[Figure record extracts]
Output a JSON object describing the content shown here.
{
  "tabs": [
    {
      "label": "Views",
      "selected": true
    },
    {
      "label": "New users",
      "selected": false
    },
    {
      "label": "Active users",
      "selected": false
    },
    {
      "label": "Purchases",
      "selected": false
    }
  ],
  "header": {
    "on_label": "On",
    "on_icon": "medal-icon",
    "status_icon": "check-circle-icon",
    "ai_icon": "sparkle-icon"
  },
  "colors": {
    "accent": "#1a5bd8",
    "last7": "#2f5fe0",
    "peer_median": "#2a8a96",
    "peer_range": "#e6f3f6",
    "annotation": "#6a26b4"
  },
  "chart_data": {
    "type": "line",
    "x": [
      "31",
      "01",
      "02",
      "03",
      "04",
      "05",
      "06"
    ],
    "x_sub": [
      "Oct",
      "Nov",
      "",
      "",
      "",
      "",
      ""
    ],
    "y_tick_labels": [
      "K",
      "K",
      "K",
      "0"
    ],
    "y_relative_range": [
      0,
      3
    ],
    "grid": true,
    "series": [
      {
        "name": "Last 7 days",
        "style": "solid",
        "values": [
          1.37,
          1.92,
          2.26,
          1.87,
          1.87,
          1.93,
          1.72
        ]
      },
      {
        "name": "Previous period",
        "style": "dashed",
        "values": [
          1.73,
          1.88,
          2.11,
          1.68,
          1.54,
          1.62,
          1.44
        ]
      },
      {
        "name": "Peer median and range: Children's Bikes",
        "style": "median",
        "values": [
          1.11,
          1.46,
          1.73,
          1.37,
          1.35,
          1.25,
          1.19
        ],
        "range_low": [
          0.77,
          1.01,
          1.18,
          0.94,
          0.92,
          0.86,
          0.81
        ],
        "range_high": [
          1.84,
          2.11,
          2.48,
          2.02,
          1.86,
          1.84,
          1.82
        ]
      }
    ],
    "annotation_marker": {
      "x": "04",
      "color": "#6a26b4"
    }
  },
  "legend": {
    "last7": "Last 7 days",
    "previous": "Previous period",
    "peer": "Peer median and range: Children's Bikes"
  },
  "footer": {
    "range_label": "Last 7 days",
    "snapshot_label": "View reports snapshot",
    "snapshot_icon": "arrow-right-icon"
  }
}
==
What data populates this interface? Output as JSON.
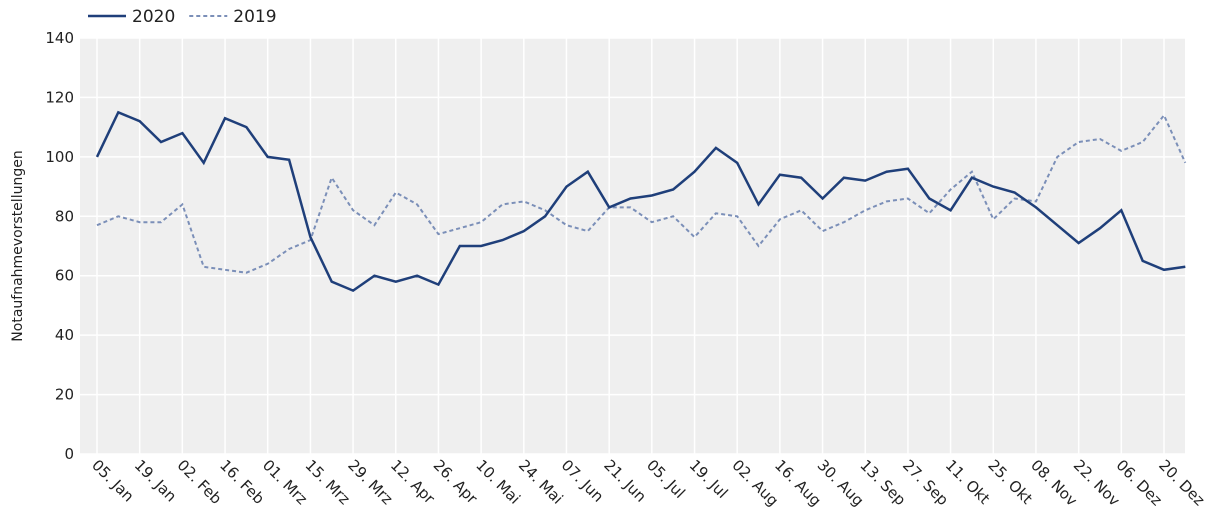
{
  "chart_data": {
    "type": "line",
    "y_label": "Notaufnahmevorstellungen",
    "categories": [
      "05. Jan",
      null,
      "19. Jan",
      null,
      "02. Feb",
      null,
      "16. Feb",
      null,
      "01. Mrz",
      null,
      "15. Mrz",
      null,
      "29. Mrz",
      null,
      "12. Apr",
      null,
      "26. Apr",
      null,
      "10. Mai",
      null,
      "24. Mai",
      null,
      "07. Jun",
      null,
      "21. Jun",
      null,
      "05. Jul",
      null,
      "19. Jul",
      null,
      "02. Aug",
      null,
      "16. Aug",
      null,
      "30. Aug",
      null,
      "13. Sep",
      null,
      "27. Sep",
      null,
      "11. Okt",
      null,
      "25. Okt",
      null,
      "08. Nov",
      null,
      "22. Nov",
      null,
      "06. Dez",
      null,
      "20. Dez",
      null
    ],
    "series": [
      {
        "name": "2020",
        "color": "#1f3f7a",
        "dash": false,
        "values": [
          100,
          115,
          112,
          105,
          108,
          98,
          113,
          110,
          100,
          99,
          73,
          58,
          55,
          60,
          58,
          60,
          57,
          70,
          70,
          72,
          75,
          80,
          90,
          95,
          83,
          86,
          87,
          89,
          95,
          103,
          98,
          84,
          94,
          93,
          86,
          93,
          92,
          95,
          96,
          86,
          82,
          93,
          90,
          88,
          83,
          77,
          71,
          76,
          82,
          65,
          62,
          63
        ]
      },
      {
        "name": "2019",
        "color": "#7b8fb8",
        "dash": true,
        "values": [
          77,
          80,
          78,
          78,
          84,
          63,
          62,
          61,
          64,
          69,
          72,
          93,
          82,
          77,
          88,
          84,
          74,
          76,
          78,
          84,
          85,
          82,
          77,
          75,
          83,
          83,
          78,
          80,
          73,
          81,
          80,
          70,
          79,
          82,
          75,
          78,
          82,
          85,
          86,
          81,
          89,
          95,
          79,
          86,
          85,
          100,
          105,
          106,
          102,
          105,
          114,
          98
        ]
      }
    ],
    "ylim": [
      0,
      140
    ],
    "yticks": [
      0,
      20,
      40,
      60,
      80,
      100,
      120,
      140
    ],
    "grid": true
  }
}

Aim of the exercise: Return only those lines of the records that contain the string "Children".

Finished exercise:
        "name": "Peer median and range: Children's Bikes",
    "peer": "Peer median and range: Children's Bikes"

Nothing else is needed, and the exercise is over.